▶ What to do: Copy the stretch of records below from the line containing "Patent image size: (1320, 1020)." through the line containing "The locking pin 82 is at (1108, 128).", both included, word for word.

* begin Input data *

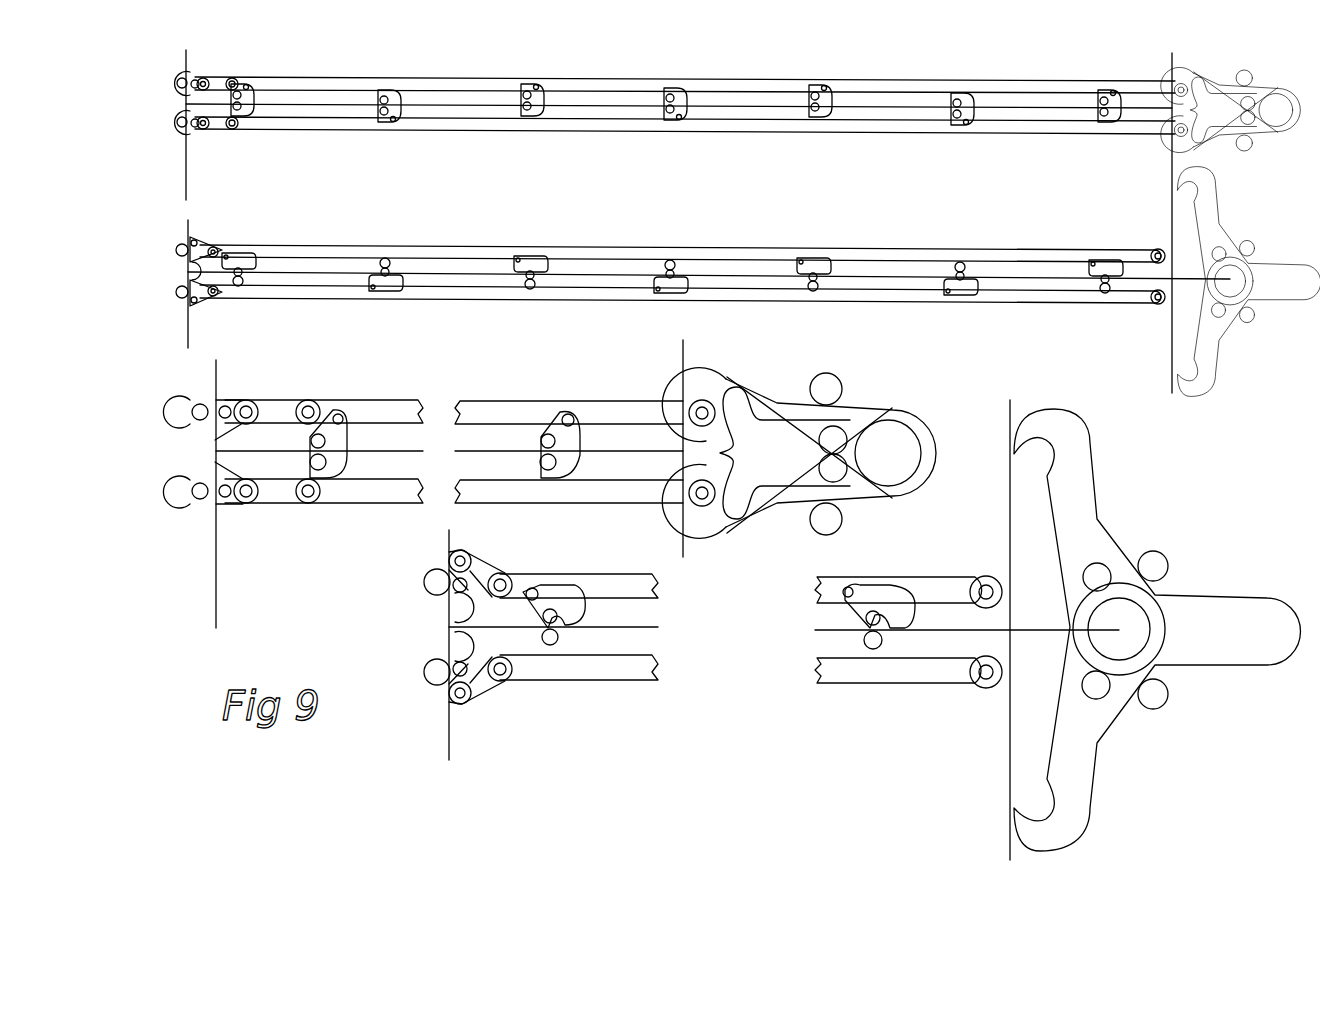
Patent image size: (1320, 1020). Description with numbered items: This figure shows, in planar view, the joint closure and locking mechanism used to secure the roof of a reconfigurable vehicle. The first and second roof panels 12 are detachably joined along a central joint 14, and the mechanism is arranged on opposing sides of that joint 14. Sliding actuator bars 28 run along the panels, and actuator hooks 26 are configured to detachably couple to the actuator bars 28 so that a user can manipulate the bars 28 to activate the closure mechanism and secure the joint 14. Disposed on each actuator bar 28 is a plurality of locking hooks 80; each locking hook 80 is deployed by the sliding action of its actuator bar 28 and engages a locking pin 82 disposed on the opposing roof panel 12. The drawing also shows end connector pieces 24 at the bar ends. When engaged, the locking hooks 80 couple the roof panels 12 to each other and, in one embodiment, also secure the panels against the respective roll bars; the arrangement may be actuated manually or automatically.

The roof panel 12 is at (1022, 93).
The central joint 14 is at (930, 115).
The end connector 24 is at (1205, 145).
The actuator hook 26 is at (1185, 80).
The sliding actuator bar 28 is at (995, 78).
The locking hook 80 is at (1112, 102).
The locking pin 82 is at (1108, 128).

* end Input data *
* begin Input data *

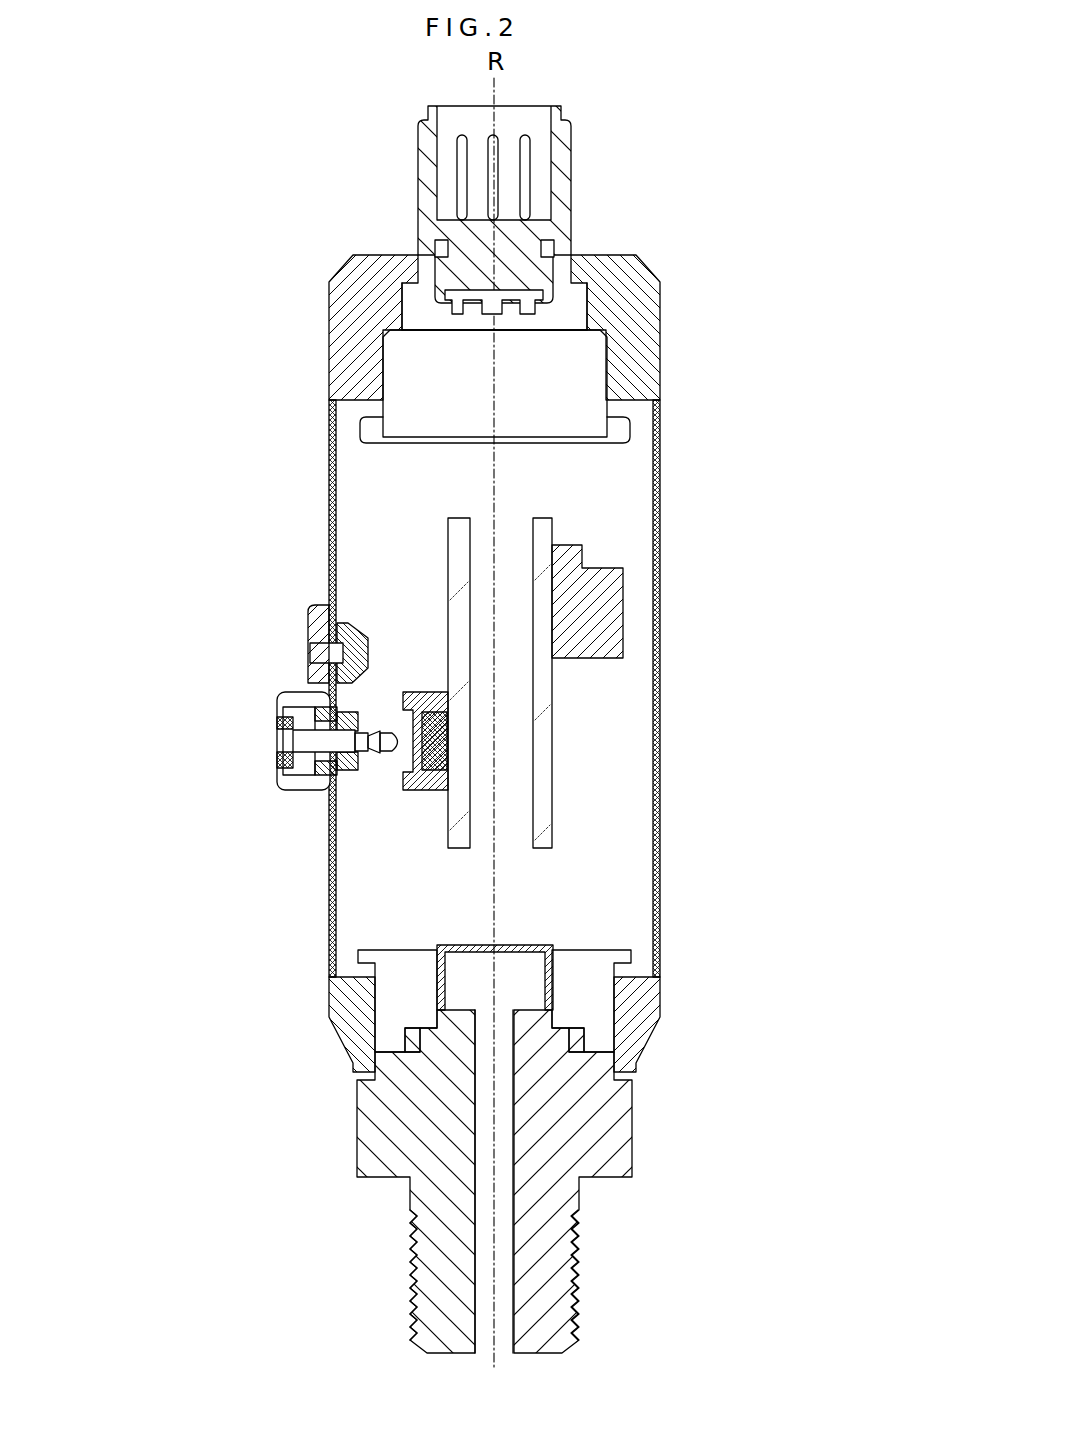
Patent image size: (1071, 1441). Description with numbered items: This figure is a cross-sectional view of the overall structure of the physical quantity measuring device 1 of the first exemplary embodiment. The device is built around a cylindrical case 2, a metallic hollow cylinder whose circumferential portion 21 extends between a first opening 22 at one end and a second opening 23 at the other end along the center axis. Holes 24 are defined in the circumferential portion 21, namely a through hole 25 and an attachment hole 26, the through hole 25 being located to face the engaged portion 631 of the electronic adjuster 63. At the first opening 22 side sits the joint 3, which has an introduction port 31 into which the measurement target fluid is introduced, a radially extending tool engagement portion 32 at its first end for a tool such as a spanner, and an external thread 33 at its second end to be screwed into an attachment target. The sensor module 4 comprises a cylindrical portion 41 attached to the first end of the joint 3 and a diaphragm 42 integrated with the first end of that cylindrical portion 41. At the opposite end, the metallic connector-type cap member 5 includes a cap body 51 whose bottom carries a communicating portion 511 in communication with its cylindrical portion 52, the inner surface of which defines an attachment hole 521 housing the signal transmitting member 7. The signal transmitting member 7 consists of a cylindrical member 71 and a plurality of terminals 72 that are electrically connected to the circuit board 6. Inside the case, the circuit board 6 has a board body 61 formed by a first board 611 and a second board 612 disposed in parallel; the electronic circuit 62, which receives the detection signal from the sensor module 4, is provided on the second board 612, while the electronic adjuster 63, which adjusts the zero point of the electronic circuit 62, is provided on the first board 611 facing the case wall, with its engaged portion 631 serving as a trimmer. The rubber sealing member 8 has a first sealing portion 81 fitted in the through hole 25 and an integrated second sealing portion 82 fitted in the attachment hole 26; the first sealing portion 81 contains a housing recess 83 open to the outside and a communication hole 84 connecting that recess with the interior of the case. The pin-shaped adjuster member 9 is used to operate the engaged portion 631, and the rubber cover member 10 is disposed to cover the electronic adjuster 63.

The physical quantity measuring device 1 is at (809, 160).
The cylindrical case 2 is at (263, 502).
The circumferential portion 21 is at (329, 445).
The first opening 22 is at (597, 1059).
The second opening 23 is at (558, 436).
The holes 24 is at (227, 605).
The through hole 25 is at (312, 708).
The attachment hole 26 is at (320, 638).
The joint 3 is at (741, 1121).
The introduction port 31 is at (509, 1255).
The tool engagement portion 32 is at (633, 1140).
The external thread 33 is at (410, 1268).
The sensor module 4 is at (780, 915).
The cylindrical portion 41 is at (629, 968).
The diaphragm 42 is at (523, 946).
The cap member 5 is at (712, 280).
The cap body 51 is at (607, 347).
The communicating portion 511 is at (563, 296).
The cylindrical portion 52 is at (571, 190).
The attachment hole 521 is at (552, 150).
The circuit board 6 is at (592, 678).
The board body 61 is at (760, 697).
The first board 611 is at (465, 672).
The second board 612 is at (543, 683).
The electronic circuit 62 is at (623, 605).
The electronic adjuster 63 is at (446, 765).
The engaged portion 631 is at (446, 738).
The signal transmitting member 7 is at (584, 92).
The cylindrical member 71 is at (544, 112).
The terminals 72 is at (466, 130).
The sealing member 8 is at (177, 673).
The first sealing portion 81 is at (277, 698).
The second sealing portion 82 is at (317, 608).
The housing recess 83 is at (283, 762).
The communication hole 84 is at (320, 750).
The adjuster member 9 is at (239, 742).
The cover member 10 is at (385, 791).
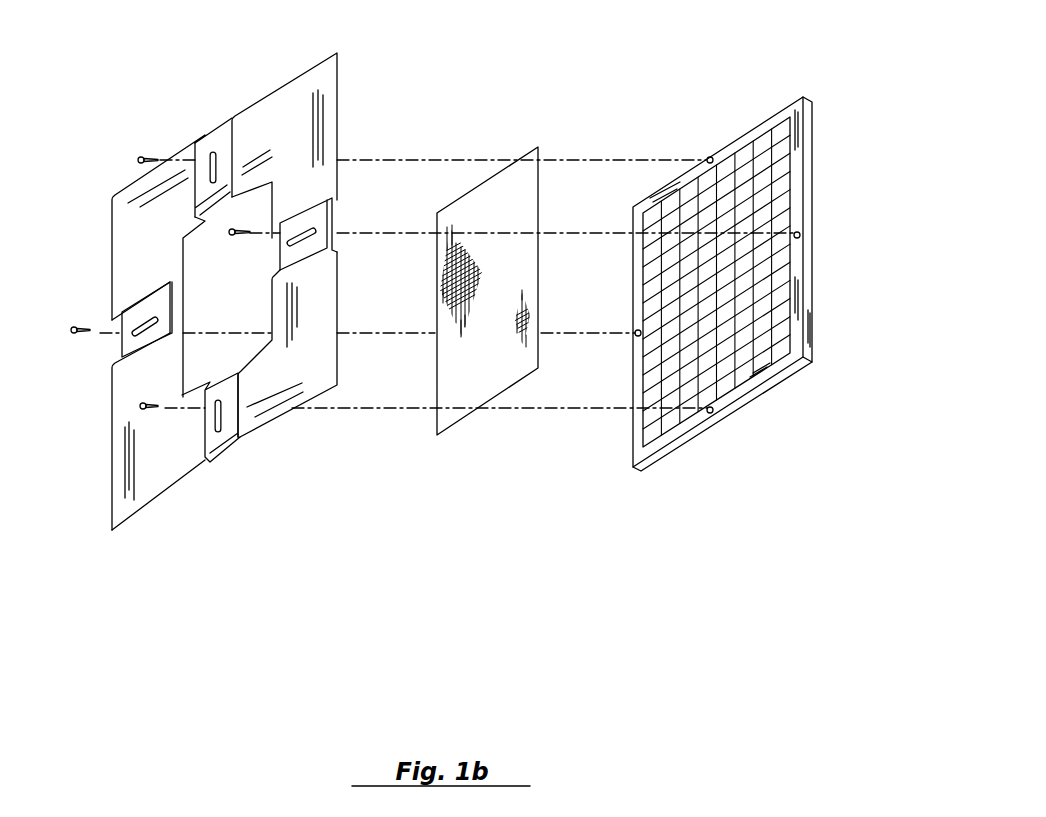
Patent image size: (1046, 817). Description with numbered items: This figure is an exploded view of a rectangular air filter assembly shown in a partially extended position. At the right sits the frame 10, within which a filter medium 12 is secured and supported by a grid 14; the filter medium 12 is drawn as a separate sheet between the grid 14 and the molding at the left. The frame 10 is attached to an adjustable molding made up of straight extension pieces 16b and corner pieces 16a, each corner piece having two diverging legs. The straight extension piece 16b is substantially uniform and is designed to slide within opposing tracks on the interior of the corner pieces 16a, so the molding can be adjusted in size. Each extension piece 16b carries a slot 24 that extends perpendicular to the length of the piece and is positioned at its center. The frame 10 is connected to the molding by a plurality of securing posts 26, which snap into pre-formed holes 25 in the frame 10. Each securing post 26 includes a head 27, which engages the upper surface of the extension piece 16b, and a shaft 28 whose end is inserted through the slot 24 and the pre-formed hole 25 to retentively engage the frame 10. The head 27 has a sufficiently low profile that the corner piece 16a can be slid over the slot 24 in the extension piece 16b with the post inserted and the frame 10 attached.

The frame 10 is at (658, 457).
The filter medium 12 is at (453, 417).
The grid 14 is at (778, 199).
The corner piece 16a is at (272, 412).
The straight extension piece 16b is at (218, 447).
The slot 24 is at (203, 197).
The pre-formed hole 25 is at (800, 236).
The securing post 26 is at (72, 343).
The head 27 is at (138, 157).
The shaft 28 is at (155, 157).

* end Input data *

▶ Result of the exercise:
Patent image size: (1320, 1020). Description with numbered items: This figure shows, in planar view, the joint closure and locking mechanism used to secure the roof of a reconfigurable vehicle. The first and second roof panels 12 are detachably joined along a central joint 14, and the mechanism is arranged on opposing sides of that joint 14. Sliding actuator bars 28 run along the panels, and actuator hooks 26 are configured to detachably couple to the actuator bars 28 so that a user can manipulate the bars 28 to activate the closure mechanism and secure the joint 14. Disposed on each actuator bar 28 is a plurality of locking hooks 80; each locking hook 80 is deployed by the sliding action of its actuator bar 28 and engages a locking pin 82 disposed on the opposing roof panel 12. The drawing also shows end connector pieces 24 at the bar ends. When engaged, the locking hooks 80 couple the roof panels 12 to each other and, in one embodiment, also secure the panels against the respective roll bars; the arrangement may be actuated manually or automatically.

The roof panel 12 is at (1022, 93).
The central joint 14 is at (930, 115).
The end connector 24 is at (1205, 145).
The actuator hook 26 is at (1185, 80).
The sliding actuator bar 28 is at (995, 78).
The locking hook 80 is at (1112, 102).
The locking pin 82 is at (1108, 128).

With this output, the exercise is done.